------ Text for analysis

The justifiably-loathed Smarm King has made a cottage industry out of co-opting the fable of censorship in defense of his politics. Carrying with him the lessons learned during his 60’s anti-war days, Lerner understands that one of the best ways to engender support for a cause – or, say, transform pious, well-meaning peaceniks into unquestioning apparatchiks – is to evoke a Big Brother-like opposition sinisterly suppressing the truth. That such a thing doesn’t exist isn’t important; what matters is that it remains an effective tool of persuasion.

The fact is debate about Israel is not being silenced on college campuses or anywhere else. On the contrary, there is no country more openly criticized, supported, or argued about than Israel.

What campus could Laurel or Lerner be referring to that suppresses debate because of their Zionist agenda? I suspect the healthy handful of institutions that stir up campaigns for Israeli divestment on a near-annual basis are not among them. Nor could they possibly be referring to the field of Middle East Studies such as it is, peopled by tenured leftists and pervaded by an attitude that one would be hard-pressed to describe as pro-Israel (see Martin Kramer’s Ivory Towers on Sand: The Failure of Middle East Studies in America).

And really, how is any debate of any kind silenced these days? It’s not possible -- especially with the young demographic in question, who are expertly skilled in exploiting all the new forms of participatory media to vent and dialogue and find information of any and all persuasions.

------------
------ Provided information

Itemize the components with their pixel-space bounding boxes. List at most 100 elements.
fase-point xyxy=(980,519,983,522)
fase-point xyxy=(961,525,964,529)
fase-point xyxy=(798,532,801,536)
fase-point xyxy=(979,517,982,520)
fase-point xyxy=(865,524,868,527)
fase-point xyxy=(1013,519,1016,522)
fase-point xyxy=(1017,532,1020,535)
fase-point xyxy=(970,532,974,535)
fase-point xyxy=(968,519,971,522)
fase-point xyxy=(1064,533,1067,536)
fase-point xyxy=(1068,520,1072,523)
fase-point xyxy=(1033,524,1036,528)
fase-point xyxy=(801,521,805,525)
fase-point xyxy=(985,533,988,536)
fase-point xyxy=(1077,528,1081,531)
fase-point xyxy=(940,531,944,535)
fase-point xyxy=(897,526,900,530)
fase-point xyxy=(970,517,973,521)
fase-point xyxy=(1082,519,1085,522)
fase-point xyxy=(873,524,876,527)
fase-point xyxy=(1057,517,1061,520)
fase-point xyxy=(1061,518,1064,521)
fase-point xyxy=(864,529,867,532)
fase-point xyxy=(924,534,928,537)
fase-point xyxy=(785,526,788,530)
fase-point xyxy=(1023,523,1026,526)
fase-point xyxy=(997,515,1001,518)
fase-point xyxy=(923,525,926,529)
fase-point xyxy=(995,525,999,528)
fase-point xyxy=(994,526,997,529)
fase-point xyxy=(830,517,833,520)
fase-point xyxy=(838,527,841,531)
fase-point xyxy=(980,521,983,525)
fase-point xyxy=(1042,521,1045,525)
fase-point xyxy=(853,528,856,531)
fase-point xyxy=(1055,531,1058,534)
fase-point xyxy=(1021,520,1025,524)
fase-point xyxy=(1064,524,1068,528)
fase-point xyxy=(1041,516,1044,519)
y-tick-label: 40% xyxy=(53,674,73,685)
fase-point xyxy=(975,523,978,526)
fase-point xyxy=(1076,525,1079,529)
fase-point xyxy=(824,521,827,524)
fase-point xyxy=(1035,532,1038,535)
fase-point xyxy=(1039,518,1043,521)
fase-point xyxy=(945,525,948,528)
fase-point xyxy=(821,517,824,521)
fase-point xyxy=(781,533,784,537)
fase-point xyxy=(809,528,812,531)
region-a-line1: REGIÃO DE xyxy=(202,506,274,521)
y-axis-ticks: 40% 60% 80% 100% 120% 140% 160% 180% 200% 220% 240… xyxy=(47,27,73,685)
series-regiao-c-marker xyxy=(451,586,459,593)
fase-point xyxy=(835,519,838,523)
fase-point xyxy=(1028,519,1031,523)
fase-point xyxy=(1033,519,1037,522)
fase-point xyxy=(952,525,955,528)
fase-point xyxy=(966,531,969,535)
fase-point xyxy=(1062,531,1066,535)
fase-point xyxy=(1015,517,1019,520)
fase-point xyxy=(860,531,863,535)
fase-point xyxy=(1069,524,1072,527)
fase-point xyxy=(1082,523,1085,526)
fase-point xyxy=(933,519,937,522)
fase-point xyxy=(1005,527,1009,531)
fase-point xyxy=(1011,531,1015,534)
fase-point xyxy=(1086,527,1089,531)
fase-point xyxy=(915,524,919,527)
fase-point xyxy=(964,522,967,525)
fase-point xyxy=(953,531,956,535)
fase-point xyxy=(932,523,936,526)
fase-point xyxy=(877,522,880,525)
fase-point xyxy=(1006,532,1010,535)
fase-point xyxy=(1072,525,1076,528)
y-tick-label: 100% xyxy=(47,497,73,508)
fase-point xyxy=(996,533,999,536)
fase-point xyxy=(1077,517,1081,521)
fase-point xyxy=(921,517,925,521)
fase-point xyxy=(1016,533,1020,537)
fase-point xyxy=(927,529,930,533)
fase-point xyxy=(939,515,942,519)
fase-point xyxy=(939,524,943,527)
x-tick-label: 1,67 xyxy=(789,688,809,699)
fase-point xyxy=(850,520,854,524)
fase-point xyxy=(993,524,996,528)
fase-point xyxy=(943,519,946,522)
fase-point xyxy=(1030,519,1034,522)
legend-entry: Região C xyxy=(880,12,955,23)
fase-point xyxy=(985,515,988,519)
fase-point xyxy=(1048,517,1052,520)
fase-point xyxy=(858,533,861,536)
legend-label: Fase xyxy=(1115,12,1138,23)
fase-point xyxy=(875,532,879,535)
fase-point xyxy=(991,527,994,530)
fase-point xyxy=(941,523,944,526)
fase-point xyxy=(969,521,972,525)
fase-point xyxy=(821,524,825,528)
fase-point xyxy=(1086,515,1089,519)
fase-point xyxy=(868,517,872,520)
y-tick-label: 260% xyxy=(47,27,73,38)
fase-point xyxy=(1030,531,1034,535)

------------

> **How to complete this task**
Change the passage on debate about Israel, starting at "The fact is" and ending at "about than Israel.", so that "college campuses" reads "university campuses". The data has no connection to the text.

> **Answer to this task**
The fact is debate about Israel is not being silenced on university campuses or anywhere else. On the contrary, there is no country more openly criticized, supported, or argued about than Israel.